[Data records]
◇ ◇ ◇ ◇

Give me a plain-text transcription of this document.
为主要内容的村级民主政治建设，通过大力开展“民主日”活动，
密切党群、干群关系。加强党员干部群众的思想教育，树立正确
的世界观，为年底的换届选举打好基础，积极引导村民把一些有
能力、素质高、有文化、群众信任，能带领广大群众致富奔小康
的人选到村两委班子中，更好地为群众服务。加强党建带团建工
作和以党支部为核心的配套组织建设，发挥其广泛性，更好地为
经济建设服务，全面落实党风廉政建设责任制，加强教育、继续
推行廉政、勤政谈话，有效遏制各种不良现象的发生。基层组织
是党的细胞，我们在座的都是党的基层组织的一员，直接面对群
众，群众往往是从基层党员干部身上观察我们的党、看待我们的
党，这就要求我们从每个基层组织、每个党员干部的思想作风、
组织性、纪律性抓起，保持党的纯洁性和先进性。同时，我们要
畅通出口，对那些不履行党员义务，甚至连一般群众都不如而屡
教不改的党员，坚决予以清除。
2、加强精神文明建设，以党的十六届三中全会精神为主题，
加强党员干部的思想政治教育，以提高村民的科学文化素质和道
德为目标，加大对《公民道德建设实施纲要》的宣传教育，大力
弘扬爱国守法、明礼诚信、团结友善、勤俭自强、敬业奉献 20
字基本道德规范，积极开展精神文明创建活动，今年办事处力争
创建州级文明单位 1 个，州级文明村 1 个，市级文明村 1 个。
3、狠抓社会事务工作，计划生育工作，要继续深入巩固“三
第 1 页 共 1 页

◇ ◇ ◇ ◇

Each line of the listing above should be output exactly.

### [Complete answer]
Give me a plain-text transcription of this document.
为主要内容的村级民主政治建设，通过大力开展“民主日”活动，
密切党群、干群关系。加强党员干部群众的思想教育，树立正确
的世界观，为年底的换届选举打好基础，积极引导村民把一些有
能力、素质高、有文化、群众信任，能带领广大群众致富奔小康
的人选到村两委班子中，更好地为群众服务。加强党建带团建工
作和以党支部为核心的配套组织建设，发挥其广泛性，更好地为
经济建设服务，全面落实党风廉政建设责任制，加强教育、继续
推行廉政、勤政谈话，有效遏制各种不良现象的发生。基层组织
是党的细胞，我们在座的都是党的基层组织的一员，直接面对群
众，群众往往是从基层党员干部身上观察我们的党、看待我们的
党，这就要求我们从每个基层组织、每个党员干部的思想作风、
组织性、纪律性抓起，保持党的纯洁性和先进性。同时，我们要
畅通出口，对那些不履行党员义务，甚至连一般群众都不如而屡
教不改的党员，坚决予以清除。
2、加强精神文明建设，以党的十六届三中全会精神为主题，
加强党员干部的思想政治教育，以提高村民的科学文化素质和道
德为目标，加大对《公民道德建设实施纲要》的宣传教育，大力
弘扬爱国守法、明礼诚信、团结友善、勤俭自强、敬业奉献 20
字基本道德规范，积极开展精神文明创建活动，今年办事处力争
创建州级文明单位 1 个，州级文明村 1 个，市级文明村 1 个。
3、狠抓社会事务工作，计划生育工作，要继续深入巩固“三
第 1 页 共 1 页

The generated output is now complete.